- WHAT IS NEEDED -
Check each line for the string "ylabel" and give only the count of lines that have it.

- Source data -
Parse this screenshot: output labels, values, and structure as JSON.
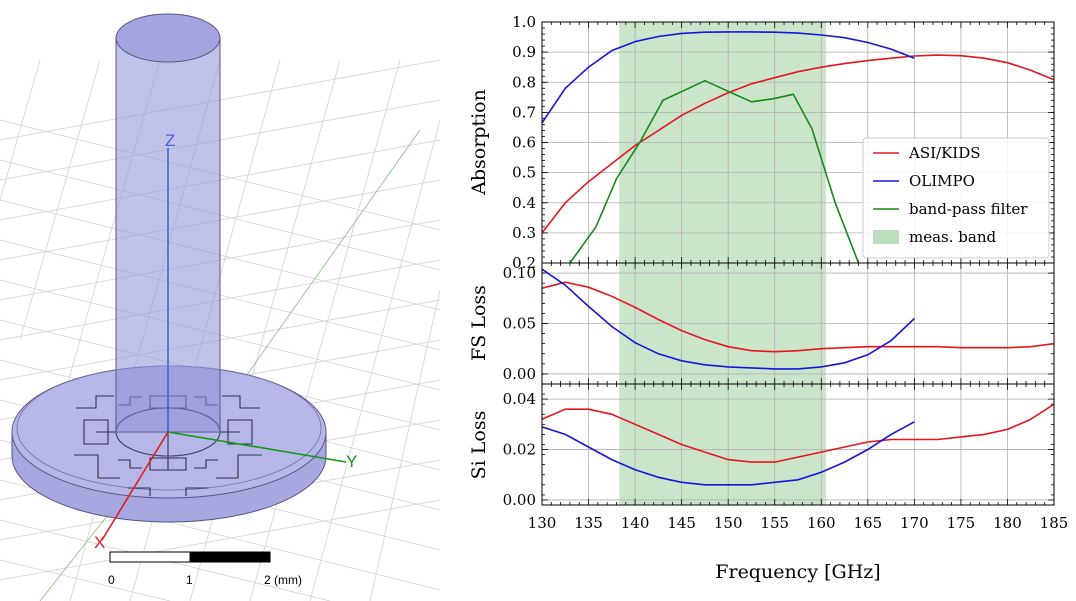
{
  "model": {
    "axis_z": "Z",
    "axis_x": "X",
    "axis_y": "Y",
    "scale_labels": [
      "0",
      "1",
      "2 (mm)"
    ],
    "colors": {
      "body": "#8e8fd6",
      "axis_z": "#3f62e6",
      "axis_x": "#e02020",
      "axis_y": "#119911"
    }
  },
  "chart_data": [
    {
      "type": "line",
      "xlim": [
        130,
        185
      ],
      "ylim": [
        0.2,
        1.0
      ],
      "ylabel": "Absorption",
      "yticks": [
        "0.2",
        "0.3",
        "0.4",
        "0.5",
        "0.6",
        "0.7",
        "0.8",
        "0.9",
        "1.0"
      ],
      "yticks_v": [
        0.2,
        0.3,
        0.4,
        0.5,
        0.6,
        0.7,
        0.8,
        0.9,
        1.0
      ],
      "band": [
        138.3,
        160.5
      ],
      "grid": true,
      "legend_position": "lower-right",
      "legend": [
        "ASI/KIDS",
        "OLIMPO",
        "band-pass filter",
        "meas. band"
      ],
      "series": [
        {
          "name": "ASI/KIDS",
          "color": "#e8141c",
          "x": [
            130,
            132.5,
            135,
            137.5,
            140,
            142.5,
            145,
            147.5,
            150,
            152.5,
            155,
            157.5,
            160,
            162.5,
            165,
            167.5,
            170,
            172.5,
            175,
            177.5,
            180,
            182.5,
            185
          ],
          "y": [
            0.3,
            0.4,
            0.47,
            0.53,
            0.59,
            0.64,
            0.69,
            0.73,
            0.765,
            0.795,
            0.815,
            0.835,
            0.85,
            0.862,
            0.872,
            0.88,
            0.887,
            0.89,
            0.888,
            0.88,
            0.865,
            0.84,
            0.808
          ]
        },
        {
          "name": "OLIMPO",
          "color": "#1616d8",
          "x": [
            130,
            132.5,
            135,
            137.5,
            140,
            142.5,
            145,
            147.5,
            150,
            152.5,
            155,
            157.5,
            160,
            162.5,
            165,
            167.5,
            170
          ],
          "y": [
            0.665,
            0.78,
            0.85,
            0.905,
            0.935,
            0.952,
            0.962,
            0.966,
            0.967,
            0.967,
            0.966,
            0.963,
            0.957,
            0.948,
            0.932,
            0.91,
            0.88
          ]
        },
        {
          "name": "band-pass filter",
          "color": "#168a16",
          "x": [
            133,
            135.8,
            138,
            140.5,
            143,
            147.5,
            150,
            152.5,
            154.8,
            157,
            159,
            161.5,
            164
          ],
          "y": [
            0.2,
            0.32,
            0.48,
            0.6,
            0.74,
            0.805,
            0.77,
            0.735,
            0.745,
            0.76,
            0.645,
            0.4,
            0.2
          ]
        }
      ]
    },
    {
      "type": "line",
      "xlim": [
        130,
        185
      ],
      "ylim": [
        -0.01,
        0.11
      ],
      "ylabel": "FS Loss",
      "yticks": [
        "0.00",
        "0.05",
        "0.10"
      ],
      "yticks_v": [
        0,
        0.05,
        0.1
      ],
      "band": [
        138.3,
        160.5
      ],
      "grid": true,
      "series": [
        {
          "name": "ASI/KIDS",
          "color": "#e8141c",
          "x": [
            130,
            132.5,
            135,
            137.5,
            140,
            142.5,
            145,
            147.5,
            150,
            152.5,
            155,
            157.5,
            160,
            162.5,
            165,
            167.5,
            170,
            172.5,
            175,
            177.5,
            180,
            182.5,
            185
          ],
          "y": [
            0.085,
            0.091,
            0.086,
            0.077,
            0.066,
            0.054,
            0.043,
            0.034,
            0.027,
            0.023,
            0.022,
            0.023,
            0.025,
            0.026,
            0.027,
            0.027,
            0.027,
            0.027,
            0.026,
            0.026,
            0.026,
            0.027,
            0.03
          ]
        },
        {
          "name": "OLIMPO",
          "color": "#1616d8",
          "x": [
            130,
            132.5,
            135,
            137.5,
            140,
            142.5,
            145,
            147.5,
            150,
            152.5,
            155,
            157.5,
            160,
            162.5,
            165,
            167.5,
            170
          ],
          "y": [
            0.104,
            0.088,
            0.067,
            0.047,
            0.031,
            0.02,
            0.013,
            0.009,
            0.007,
            0.006,
            0.005,
            0.005,
            0.007,
            0.011,
            0.019,
            0.033,
            0.055
          ]
        }
      ]
    },
    {
      "type": "line",
      "xlim": [
        130,
        185
      ],
      "ylim": [
        -0.002,
        0.046
      ],
      "ylabel": "Si Loss",
      "xlabel": "Frequency [GHz]",
      "yticks": [
        "0.00",
        "0.02",
        "0.04"
      ],
      "yticks_v": [
        0,
        0.02,
        0.04
      ],
      "xticks": [
        "130",
        "135",
        "140",
        "145",
        "150",
        "155",
        "160",
        "165",
        "170",
        "175",
        "180",
        "185"
      ],
      "xticks_v": [
        130,
        135,
        140,
        145,
        150,
        155,
        160,
        165,
        170,
        175,
        180,
        185
      ],
      "band": [
        138.3,
        160.5
      ],
      "grid": true,
      "series": [
        {
          "name": "ASI/KIDS",
          "color": "#e8141c",
          "x": [
            130,
            132.5,
            135,
            137.5,
            140,
            142.5,
            145,
            147.5,
            150,
            152.5,
            155,
            157.5,
            160,
            162.5,
            165,
            167.5,
            170,
            172.5,
            175,
            177.5,
            180,
            182.5,
            185
          ],
          "y": [
            0.032,
            0.036,
            0.036,
            0.034,
            0.03,
            0.026,
            0.022,
            0.019,
            0.016,
            0.015,
            0.015,
            0.017,
            0.019,
            0.021,
            0.023,
            0.024,
            0.024,
            0.024,
            0.025,
            0.026,
            0.028,
            0.032,
            0.038
          ]
        },
        {
          "name": "OLIMPO",
          "color": "#1616d8",
          "x": [
            130,
            132.5,
            135,
            137.5,
            140,
            142.5,
            145,
            147.5,
            150,
            152.5,
            155,
            157.5,
            160,
            162.5,
            165,
            167.5,
            170
          ],
          "y": [
            0.029,
            0.026,
            0.021,
            0.016,
            0.012,
            0.009,
            0.007,
            0.006,
            0.006,
            0.006,
            0.007,
            0.008,
            0.011,
            0.015,
            0.02,
            0.026,
            0.031
          ]
        }
      ]
    }
  ]
}
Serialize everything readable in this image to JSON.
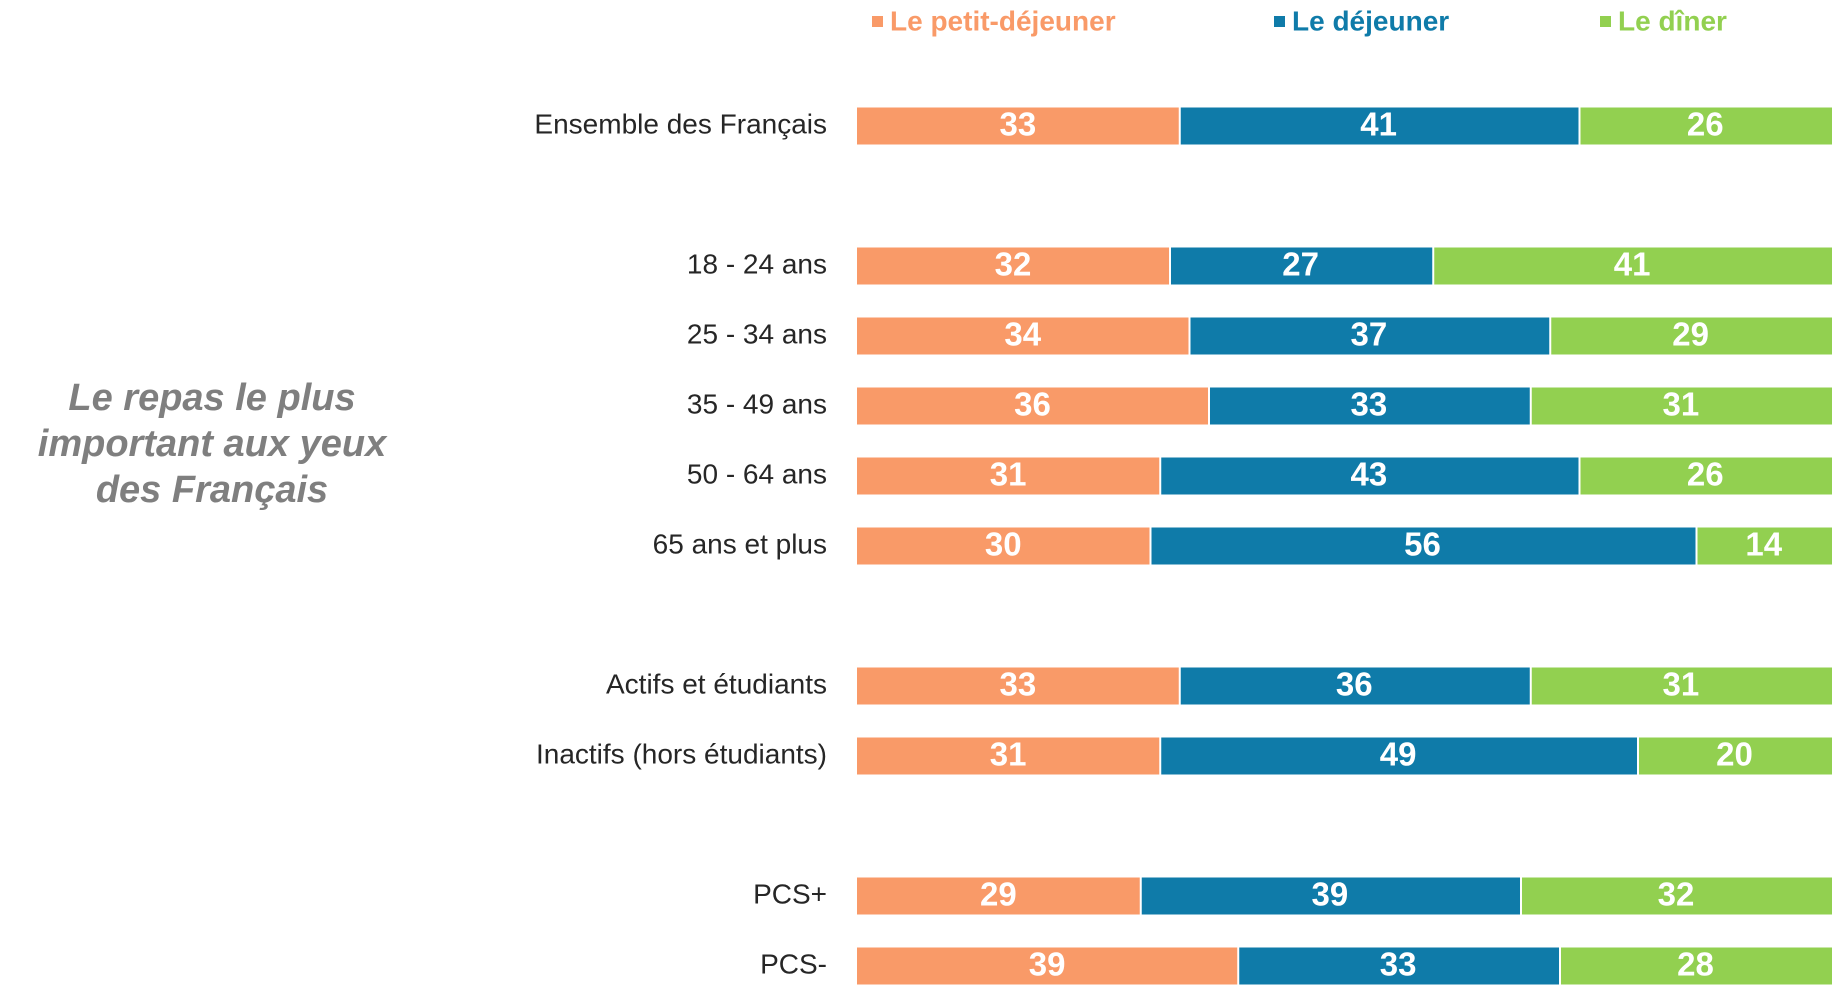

- EXERCISE RESPONSE -
3